[GOAL]: Without the pictures, give the entries below again exactly as written.

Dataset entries
* * * * *
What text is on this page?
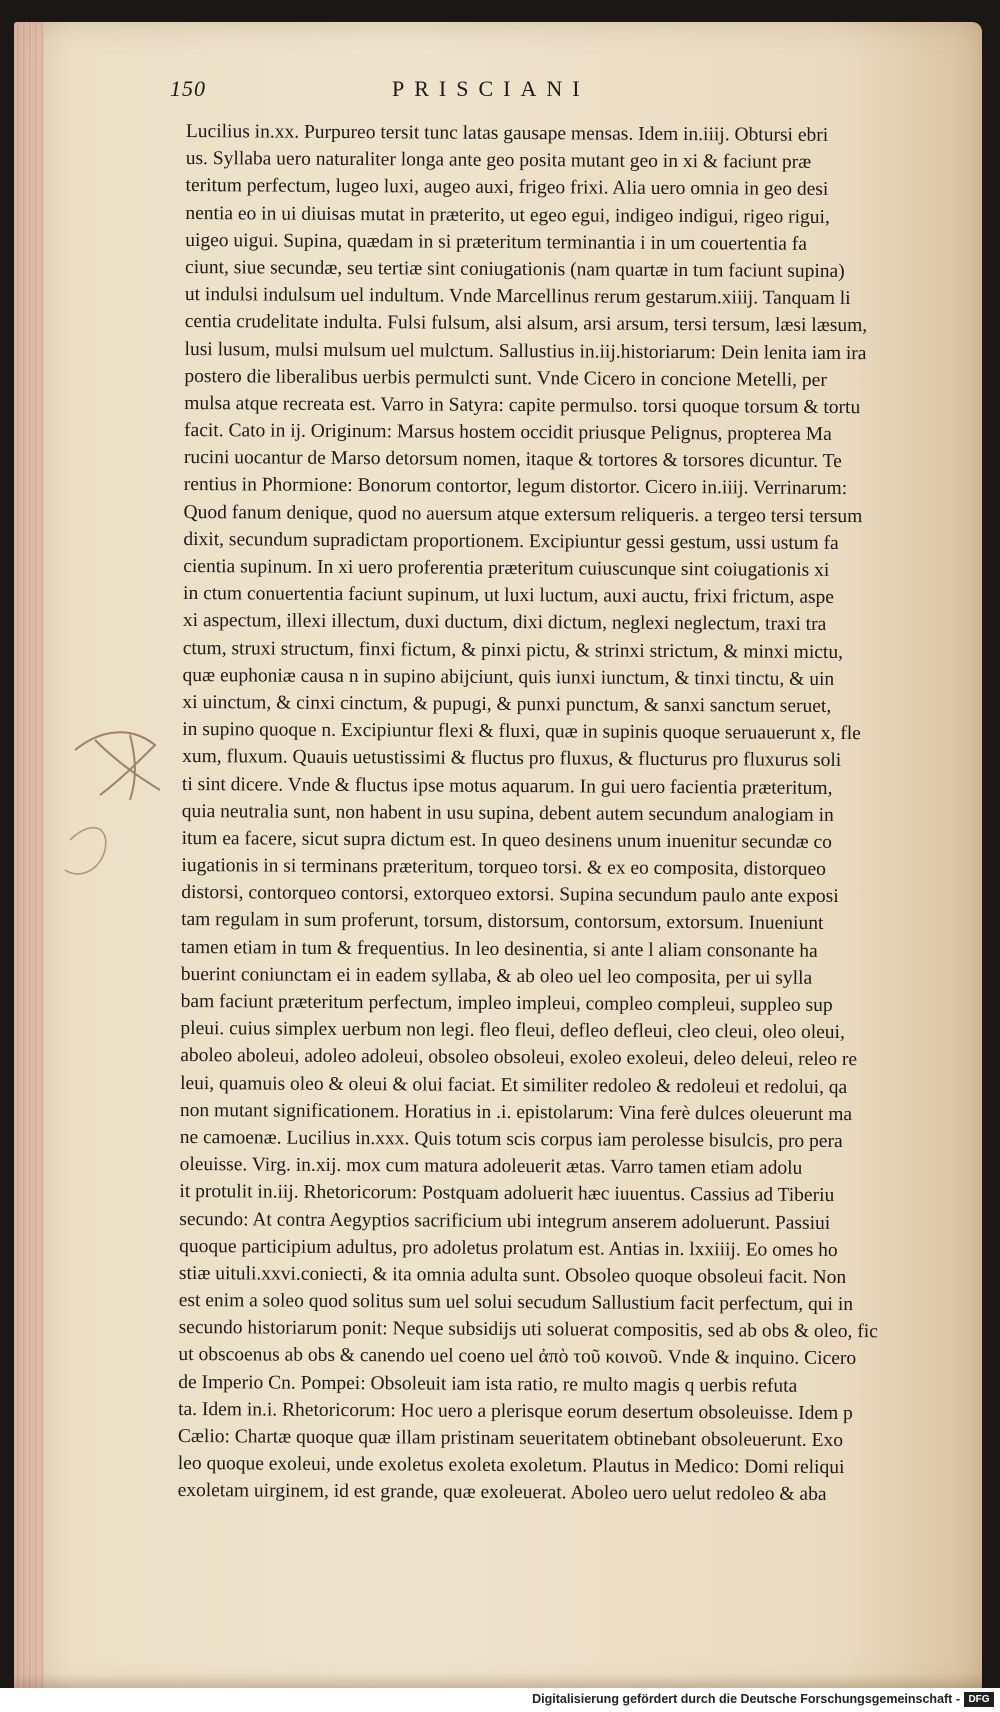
150	PRISCIANI
Lucilius in.xx. Purpureo tersit tunc latas gausape mensas. Idem in.iiij. Obtursi ebri
us. Syllaba uero naturaliter longa ante geo posita mutant geo in xi & faciunt præ
teritum perfectum, lugeo luxi, augeo auxi, frigeo frixi. Alia uero omnia in geo desi
nentia eo in ui diuisas mutat in præterito, ut egeo egui, indigeo indigui, rigeo rigui,
uigeo uigui. Supina, quædam in si præteritum terminantia i in um couertentia fa
ciunt, siue secundæ, seu tertiæ sint coniugationis (nam quartæ in tum faciunt supina)
ut indulsi indulsum uel indultum. Vnde Marcellinus rerum gestarum.xiiij. Tanquam li
centia crudelitate indulta. Fulsi fulsum, alsi alsum, arsi arsum, tersi tersum, læsi læsum,
lusi lusum, mulsi mulsum uel mulctum. Sallustius in.iij.historiarum: Dein lenita iam ira
postero die liberalibus uerbis permulcti sunt. Vnde Cicero in concione Metelli, per
mulsa atque recreata est. Varro in Satyra: capite permulso. torsi quoque torsum & tortu
facit. Cato in ij. Originum: Marsus hostem occidit priusque Pelignus, propterea Ma
rucini uocantur de Marso detorsum nomen, itaque & tortores & torsores dicuntur. Te
rentius in Phormione: Bonorum contortor, legum distortor. Cicero in.iiij. Verrinarum:
Quod fanum denique, quod no auersum atque extersum reliqueris. a tergeo tersi tersum
dixit, secundum supradictam proportionem. Excipiuntur gessi gestum, ussi ustum fa
cientia supinum. In xi uero proferentia præteritum cuiuscunque sint coiugationis xi
in ctum conuertentia faciunt supinum, ut luxi luctum, auxi auctu, frixi frictum, aspe
xi aspectum, illexi illectum, duxi ductum, dixi dictum, neglexi neglectum, traxi tra
ctum, struxi structum, finxi fictum, & pinxi pictu, & strinxi strictum, & minxi mictu,
quæ euphoniæ causa n in supino abijciunt, quis iunxi iunctum, & tinxi tinctu, & uin
xi uinctum, & cinxi cinctum, & pupugi, & punxi punctum, & sanxi sanctum seruet,
in supino quoque n. Excipiuntur flexi & fluxi, quæ in supinis quoque seruauerunt x, fle
xum, fluxum. Quauis uetustissimi & fluctus pro fluxus, & flucturus pro fluxurus soli
ti sint dicere. Vnde & fluctus ipse motus aquarum. In gui uero facientia præteritum,
quia neutralia sunt, non habent in usu supina, debent autem secundum analogiam in
itum ea facere, sicut supra dictum est. In queo desinens unum inuenitur secundæ co
iugationis in si terminans præteritum, torqueo torsi. & ex eo composita, distorqueo
distorsi, contorqueo contorsi, extorqueo extorsi. Supina secundum paulo ante exposi
tam regulam in sum proferunt, torsum, distorsum, contorsum, extorsum. Inueniunt
tamen etiam in tum & frequentius. In leo desinentia, si ante l aliam consonante ha
buerint coniunctam ei in eadem syllaba, & ab oleo uel leo composita, per ui sylla
bam faciunt præteritum perfectum, impleo impleui, compleo compleui, suppleo sup
pleui. cuius simplex uerbum non legi. fleo fleui, defleo defleui, cleo cleui, oleo oleui,
aboleo aboleui, adoleo adoleui, obsoleo obsoleui, exoleo exoleui, deleo deleui, releo re
leui, quamuis oleo & oleui & olui faciat. Et similiter redoleo & redoleui et redolui, qa
non mutant significationem. Horatius in .i. epistolarum: Vina ferè dulces oleuerunt ma
ne camoenæ. Lucilius in.xxx. Quis totum scis corpus iam perolesse bisulcis, pro pera
oleuisse. Virg. in.xij. mox cum matura adoleuerit ætas. Varro tamen etiam adolu
it protulit in.iij. Rhetoricorum: Postquam adoluerit hæc iuuentus. Cassius ad Tiberiu
secundo: At contra Aegyptios sacrificium ubi integrum anserem adoluerunt. Passiui
quoque participium adultus, pro adoletus prolatum est. Antias in. lxxiiij. Eo omes ho
stiæ uituli.xxvi.coniecti, & ita omnia adulta sunt. Obsoleo quoque obsoleui facit. Non
est enim a soleo quod solitus sum uel solui secudum Sallustium facit perfectum, qui in
secundo historiarum ponit: Neque subsidijs uti soluerat compositis, sed ab obs & oleo, fic
ut obscoenus ab obs & canendo uel coeno uel ἀπὸ τοῦ κοινοῦ. Vnde & inquino. Cicero
de Imperio Cn. Pompei: Obsoleuit iam ista ratio, re multo magis q uerbis refuta
ta. Idem in.i. Rhetoricorum: Hoc uero a plerisque eorum desertum obsoleuisse. Idem p
Cælio: Chartæ quoque quæ illam pristinam seueritatem obtinebant obsoleuerunt. Exo
leo quoque exoleui, unde exoletus exoleta exoletum. Plautus in Medico: Domi reliqui
exoletam uirginem, id est grande, quæ exoleuerat. Aboleo uero uelut redoleo & aba
Digitalisierung gefördert durch die Deutsche Forschungsgemeinschaft - DFG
* * * * *
[COMPLETED EXERCISE]:
What text is on this page?
150	PRISCIANI
Lucilius in.xx. Purpureo tersit tunc latas gausape mensas. Idem in.iiij. Obtursi ebri
us. Syllaba uero naturaliter longa ante geo posita mutant geo in xi & faciunt præ
teritum perfectum, lugeo luxi, augeo auxi, frigeo frixi. Alia uero omnia in geo desi
nentia eo in ui diuisas mutat in præterito, ut egeo egui, indigeo indigui, rigeo rigui,
uigeo uigui. Supina, quædam in si præteritum terminantia i in um couertentia fa
ciunt, siue secundæ, seu tertiæ sint coniugationis (nam quartæ in tum faciunt supina)
ut indulsi indulsum uel indultum. Vnde Marcellinus rerum gestarum.xiiij. Tanquam li
centia crudelitate indulta. Fulsi fulsum, alsi alsum, arsi arsum, tersi tersum, læsi læsum,
lusi lusum, mulsi mulsum uel mulctum. Sallustius in.iij.historiarum: Dein lenita iam ira
postero die liberalibus uerbis permulcti sunt. Vnde Cicero in concione Metelli, per
mulsa atque recreata est. Varro in Satyra: capite permulso. torsi quoque torsum & tortu
facit. Cato in ij. Originum: Marsus hostem occidit priusque Pelignus, propterea Ma
rucini uocantur de Marso detorsum nomen, itaque & tortores & torsores dicuntur. Te
rentius in Phormione: Bonorum contortor, legum distortor. Cicero in.iiij. Verrinarum:
Quod fanum denique, quod no auersum atque extersum reliqueris. a tergeo tersi tersum
dixit, secundum supradictam proportionem. Excipiuntur gessi gestum, ussi ustum fa
cientia supinum. In xi uero proferentia præteritum cuiuscunque sint coiugationis xi
in ctum conuertentia faciunt supinum, ut luxi luctum, auxi auctu, frixi frictum, aspe
xi aspectum, illexi illectum, duxi ductum, dixi dictum, neglexi neglectum, traxi tra
ctum, struxi structum, finxi fictum, & pinxi pictu, & strinxi strictum, & minxi mictu,
quæ euphoniæ causa n in supino abijciunt, quis iunxi iunctum, & tinxi tinctu, & uin
xi uinctum, & cinxi cinctum, & pupugi, & punxi punctum, & sanxi sanctum seruet,
in supino quoque n. Excipiuntur flexi & fluxi, quæ in supinis quoque seruauerunt x, fle
xum, fluxum. Quauis uetustissimi & fluctus pro fluxus, & flucturus pro fluxurus soli
ti sint dicere. Vnde & fluctus ipse motus aquarum. In gui uero facientia præteritum,
quia neutralia sunt, non habent in usu supina, debent autem secundum analogiam in
itum ea facere, sicut supra dictum est. In queo desinens unum inuenitur secundæ co
iugationis in si terminans præteritum, torqueo torsi. & ex eo composita, distorqueo
distorsi, contorqueo contorsi, extorqueo extorsi. Supina secundum paulo ante exposi
tam regulam in sum proferunt, torsum, distorsum, contorsum, extorsum. Inueniunt
tamen etiam in tum & frequentius. In leo desinentia, si ante l aliam consonante ha
buerint coniunctam ei in eadem syllaba, & ab oleo uel leo composita, per ui sylla
bam faciunt præteritum perfectum, impleo impleui, compleo compleui, suppleo sup
pleui. cuius simplex uerbum non legi. fleo fleui, defleo defleui, cleo cleui, oleo oleui,
aboleo aboleui, adoleo adoleui, obsoleo obsoleui, exoleo exoleui, deleo deleui, releo re
leui, quamuis oleo & oleui & olui faciat. Et similiter redoleo & redoleui et redolui, qa
non mutant significationem. Horatius in .i. epistolarum: Vina ferè dulces oleuerunt ma
ne camoenæ. Lucilius in.xxx. Quis totum scis corpus iam perolesse bisulcis, pro pera
oleuisse. Virg. in.xij. mox cum matura adoleuerit ætas. Varro tamen etiam adolu
it protulit in.iij. Rhetoricorum: Postquam adoluerit hæc iuuentus. Cassius ad Tiberiu
secundo: At contra Aegyptios sacrificium ubi integrum anserem adoluerunt. Passiui
quoque participium adultus, pro adoletus prolatum est. Antias in. lxxiiij. Eo omes ho
stiæ uituli.xxvi.coniecti, & ita omnia adulta sunt. Obsoleo quoque obsoleui facit. Non
est enim a soleo quod solitus sum uel solui secudum Sallustium facit perfectum, qui in
secundo historiarum ponit: Neque subsidijs uti soluerat compositis, sed ab obs & oleo, fic
ut obscoenus ab obs & canendo uel coeno uel ἀπὸ τοῦ κοινοῦ. Vnde & inquino. Cicero
de Imperio Cn. Pompei: Obsoleuit iam ista ratio, re multo magis q uerbis refuta
ta. Idem in.i. Rhetoricorum: Hoc uero a plerisque eorum desertum obsoleuisse. Idem p
Cælio: Chartæ quoque quæ illam pristinam seueritatem obtinebant obsoleuerunt. Exo
leo quoque exoleui, unde exoletus exoleta exoletum. Plautus in Medico: Domi reliqui
exoletam uirginem, id est grande, quæ exoleuerat. Aboleo uero uelut redoleo & aba
Digitalisierung gefördert durch die Deutsche Forschungsgemeinschaft - DFG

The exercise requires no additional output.